*Required task*. Set down all of the entries word for word, omitting the images they contain.

*Given data*.
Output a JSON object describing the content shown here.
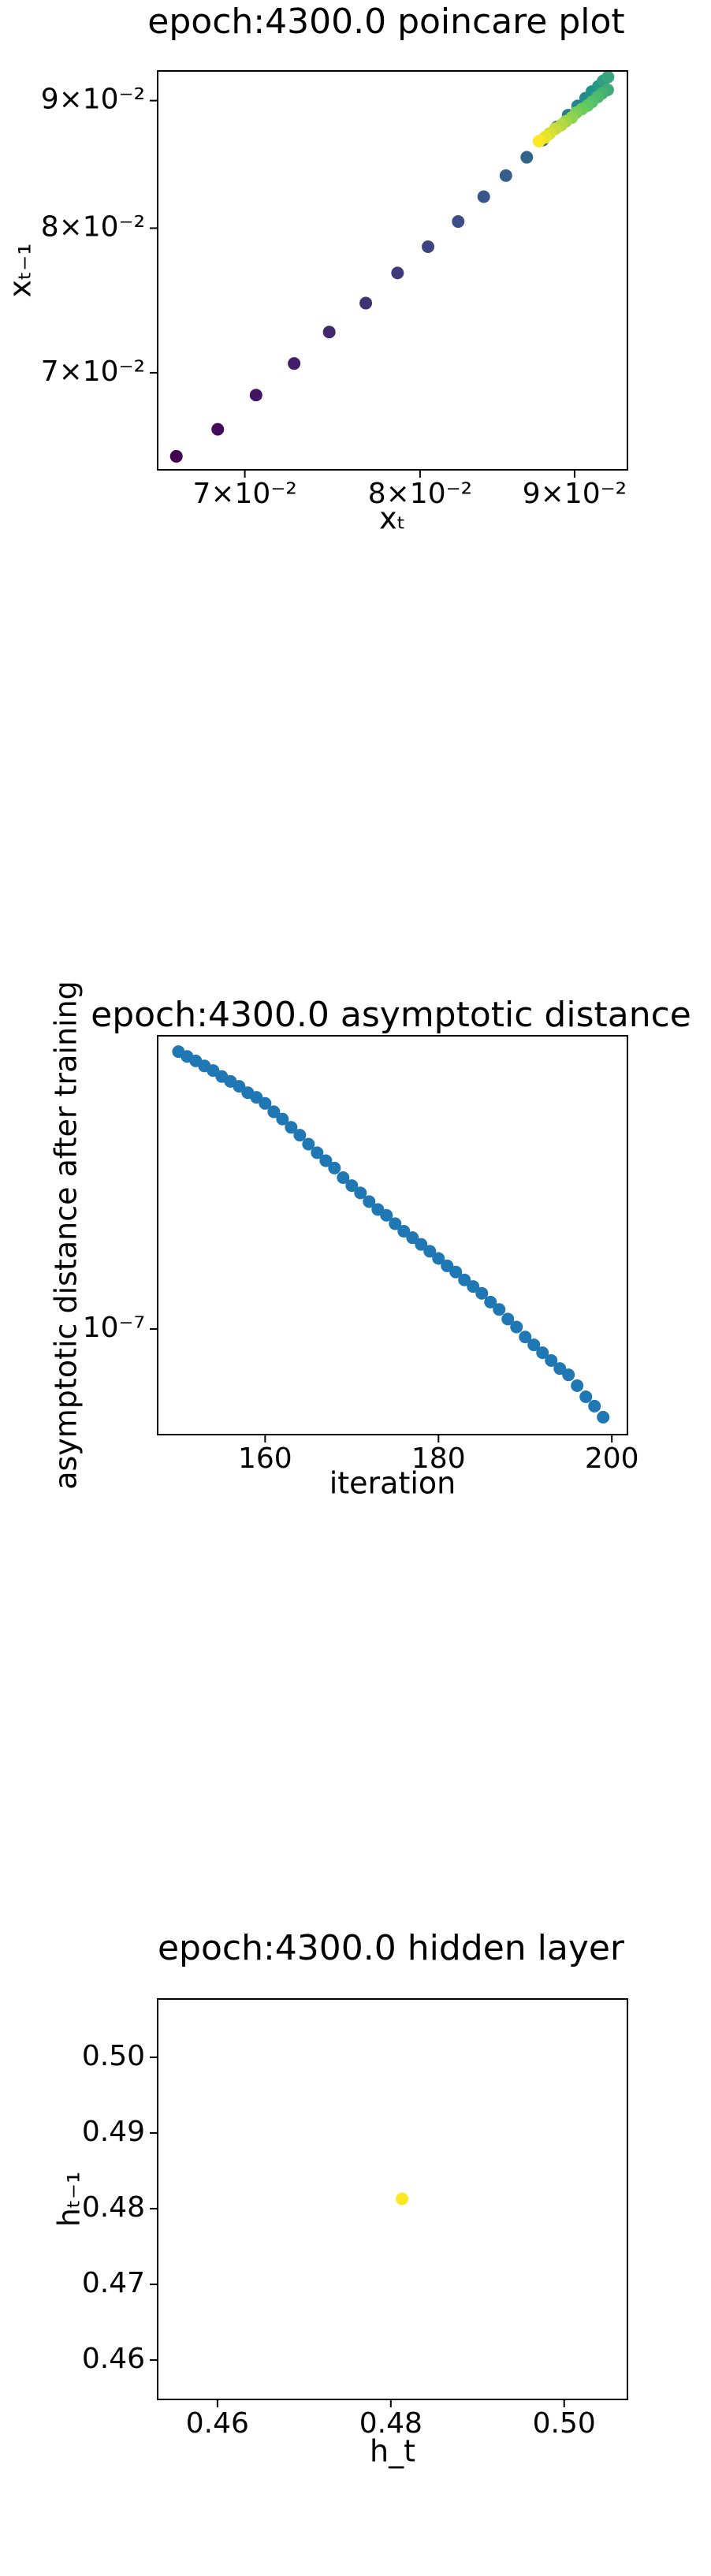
{
  "chart_data": [
    {
      "type": "scatter",
      "title": "epoch:4300.0 poincare plot",
      "x_label": "xₜ",
      "y_label": "xₜ₋₁",
      "xscale": "log",
      "yscale": "log",
      "xlim": [
        0.0655,
        0.0937
      ],
      "ylim": [
        0.064,
        0.0925
      ],
      "xticks": [
        {
          "value": 0.07,
          "label": "7×10⁻²"
        },
        {
          "value": 0.08,
          "label": "8×10⁻²"
        },
        {
          "value": 0.09,
          "label": "9×10⁻²"
        }
      ],
      "yticks": [
        {
          "value": 0.07,
          "label": "7×10⁻²"
        },
        {
          "value": 0.08,
          "label": "8×10⁻²"
        },
        {
          "value": 0.09,
          "label": "9×10⁻²"
        }
      ],
      "colormap": [
        "#440154",
        "#3b528b",
        "#21918c",
        "#5ec962",
        "#fde725"
      ],
      "x": [
        0.06644,
        0.06857,
        0.0706,
        0.07268,
        0.07465,
        0.07676,
        0.07864,
        0.08049,
        0.08236,
        0.08398,
        0.08541,
        0.08678,
        0.08784,
        0.0888,
        0.08956,
        0.09021,
        0.09076,
        0.0912,
        0.09165,
        0.09198,
        0.09232,
        0.0923,
        0.0919,
        0.0916,
        0.0912,
        0.0909,
        0.0905,
        0.0901,
        0.0898,
        0.0894,
        0.0891,
        0.0887,
        0.0883,
        0.088,
        0.0876
      ],
      "y": [
        0.0648,
        0.06644,
        0.06857,
        0.0706,
        0.07268,
        0.07465,
        0.07676,
        0.07864,
        0.08049,
        0.08236,
        0.08398,
        0.08541,
        0.08678,
        0.08784,
        0.0888,
        0.08956,
        0.09021,
        0.09076,
        0.0912,
        0.09165,
        0.09198,
        0.0909,
        0.0906,
        0.0903,
        0.0899,
        0.0896,
        0.0893,
        0.089,
        0.0886,
        0.0883,
        0.088,
        0.0877,
        0.0873,
        0.087,
        0.0867
      ]
    },
    {
      "type": "scatter",
      "title": "epoch:4300.0 asymptotic distance",
      "x_label": "iteration",
      "y_label": "asymptotic distance after training",
      "xscale": "linear",
      "yscale": "log",
      "color": "#1f77b4",
      "xlim": [
        147.6,
        201.8
      ],
      "ylim": [
        5.98e-08,
        4.17e-07
      ],
      "xticks": [
        160,
        180,
        200
      ],
      "yticks": [
        {
          "value": 1e-07,
          "label": "10⁻⁷"
        }
      ],
      "x": [
        150,
        151,
        152,
        153,
        154,
        155,
        156,
        157,
        158,
        159,
        160,
        161,
        162,
        163,
        164,
        165,
        166,
        167,
        168,
        169,
        170,
        171,
        172,
        173,
        174,
        175,
        176,
        177,
        178,
        179,
        180,
        181,
        182,
        183,
        184,
        185,
        186,
        187,
        188,
        189,
        190,
        191,
        192,
        193,
        194,
        195,
        196,
        197,
        198,
        199
      ],
      "y": [
        3.86e-07,
        3.77e-07,
        3.69e-07,
        3.6e-07,
        3.52e-07,
        3.42e-07,
        3.34e-07,
        3.26e-07,
        3.16e-07,
        3.09e-07,
        3e-07,
        2.88e-07,
        2.78e-07,
        2.67e-07,
        2.57e-07,
        2.46e-07,
        2.36e-07,
        2.27e-07,
        2.19e-07,
        2.09e-07,
        2.01e-07,
        1.94e-07,
        1.86e-07,
        1.79e-07,
        1.74e-07,
        1.67e-07,
        1.61e-07,
        1.56e-07,
        1.51e-07,
        1.46e-07,
        1.41e-07,
        1.36e-07,
        1.32e-07,
        1.27e-07,
        1.23e-07,
        1.19e-07,
        1.14e-07,
        1.1e-07,
        1.05e-07,
        1.01e-07,
        9.62e-08,
        9.26e-08,
        8.91e-08,
        8.58e-08,
        8.25e-08,
        8e-08,
        7.59e-08,
        7.19e-08,
        6.87e-08,
        6.51e-08
      ]
    },
    {
      "type": "scatter",
      "title": "epoch:4300.0 hidden layer",
      "x_label": "h_t",
      "y_label": "hₜ₋₁",
      "xscale": "linear",
      "yscale": "linear",
      "color": "#fde725",
      "xlim": [
        0.4531,
        0.5073
      ],
      "ylim": [
        0.4548,
        0.5077
      ],
      "xticks": [
        0.46,
        0.48,
        {
          "value": 0.5,
          "label": "0.50"
        }
      ],
      "yticks": [
        0.46,
        0.47,
        0.48,
        0.49,
        {
          "value": 0.5,
          "label": "0.50"
        }
      ],
      "x": [
        0.4813
      ],
      "y": [
        0.4813
      ]
    }
  ]
}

*Result*.
Output a JSON object describing the content shown here.
{
  "chart_data": [
    {
      "type": "scatter",
      "title": "epoch:4300.0 poincare plot",
      "x_label": "xₜ",
      "y_label": "xₜ₋₁",
      "xscale": "log",
      "yscale": "log",
      "xlim": [
        0.0655,
        0.0937
      ],
      "ylim": [
        0.064,
        0.0925
      ],
      "xticks": [
        {
          "value": 0.07,
          "label": "7×10⁻²"
        },
        {
          "value": 0.08,
          "label": "8×10⁻²"
        },
        {
          "value": 0.09,
          "label": "9×10⁻²"
        }
      ],
      "yticks": [
        {
          "value": 0.07,
          "label": "7×10⁻²"
        },
        {
          "value": 0.08,
          "label": "8×10⁻²"
        },
        {
          "value": 0.09,
          "label": "9×10⁻²"
        }
      ],
      "colormap": [
        "#440154",
        "#3b528b",
        "#21918c",
        "#5ec962",
        "#fde725"
      ],
      "x": [
        0.06644,
        0.06857,
        0.0706,
        0.07268,
        0.07465,
        0.07676,
        0.07864,
        0.08049,
        0.08236,
        0.08398,
        0.08541,
        0.08678,
        0.08784,
        0.0888,
        0.08956,
        0.09021,
        0.09076,
        0.0912,
        0.09165,
        0.09198,
        0.09232,
        0.0923,
        0.0919,
        0.0916,
        0.0912,
        0.0909,
        0.0905,
        0.0901,
        0.0898,
        0.0894,
        0.0891,
        0.0887,
        0.0883,
        0.088,
        0.0876
      ],
      "y": [
        0.0648,
        0.06644,
        0.06857,
        0.0706,
        0.07268,
        0.07465,
        0.07676,
        0.07864,
        0.08049,
        0.08236,
        0.08398,
        0.08541,
        0.08678,
        0.08784,
        0.0888,
        0.08956,
        0.09021,
        0.09076,
        0.0912,
        0.09165,
        0.09198,
        0.0909,
        0.0906,
        0.0903,
        0.0899,
        0.0896,
        0.0893,
        0.089,
        0.0886,
        0.0883,
        0.088,
        0.0877,
        0.0873,
        0.087,
        0.0867
      ]
    },
    {
      "type": "scatter",
      "title": "epoch:4300.0 asymptotic distance",
      "x_label": "iteration",
      "y_label": "asymptotic distance after training",
      "xscale": "linear",
      "yscale": "log",
      "color": "#1f77b4",
      "xlim": [
        147.6,
        201.8
      ],
      "ylim": [
        5.98e-08,
        4.17e-07
      ],
      "xticks": [
        160,
        180,
        200
      ],
      "yticks": [
        {
          "value": 1e-07,
          "label": "10⁻⁷"
        }
      ],
      "x": [
        150,
        151,
        152,
        153,
        154,
        155,
        156,
        157,
        158,
        159,
        160,
        161,
        162,
        163,
        164,
        165,
        166,
        167,
        168,
        169,
        170,
        171,
        172,
        173,
        174,
        175,
        176,
        177,
        178,
        179,
        180,
        181,
        182,
        183,
        184,
        185,
        186,
        187,
        188,
        189,
        190,
        191,
        192,
        193,
        194,
        195,
        196,
        197,
        198,
        199
      ],
      "y": [
        3.86e-07,
        3.77e-07,
        3.69e-07,
        3.6e-07,
        3.52e-07,
        3.42e-07,
        3.34e-07,
        3.26e-07,
        3.16e-07,
        3.09e-07,
        3e-07,
        2.88e-07,
        2.78e-07,
        2.67e-07,
        2.57e-07,
        2.46e-07,
        2.36e-07,
        2.27e-07,
        2.19e-07,
        2.09e-07,
        2.01e-07,
        1.94e-07,
        1.86e-07,
        1.79e-07,
        1.74e-07,
        1.67e-07,
        1.61e-07,
        1.56e-07,
        1.51e-07,
        1.46e-07,
        1.41e-07,
        1.36e-07,
        1.32e-07,
        1.27e-07,
        1.23e-07,
        1.19e-07,
        1.14e-07,
        1.1e-07,
        1.05e-07,
        1.01e-07,
        9.62e-08,
        9.26e-08,
        8.91e-08,
        8.58e-08,
        8.25e-08,
        8e-08,
        7.59e-08,
        7.19e-08,
        6.87e-08,
        6.51e-08
      ]
    },
    {
      "type": "scatter",
      "title": "epoch:4300.0 hidden layer",
      "x_label": "h_t",
      "y_label": "hₜ₋₁",
      "xscale": "linear",
      "yscale": "linear",
      "color": "#fde725",
      "xlim": [
        0.4531,
        0.5073
      ],
      "ylim": [
        0.4548,
        0.5077
      ],
      "xticks": [
        0.46,
        0.48,
        {
          "value": 0.5,
          "label": "0.50"
        }
      ],
      "yticks": [
        0.46,
        0.47,
        0.48,
        0.49,
        {
          "value": 0.5,
          "label": "0.50"
        }
      ],
      "x": [
        0.4813
      ],
      "y": [
        0.4813
      ]
    }
  ]
}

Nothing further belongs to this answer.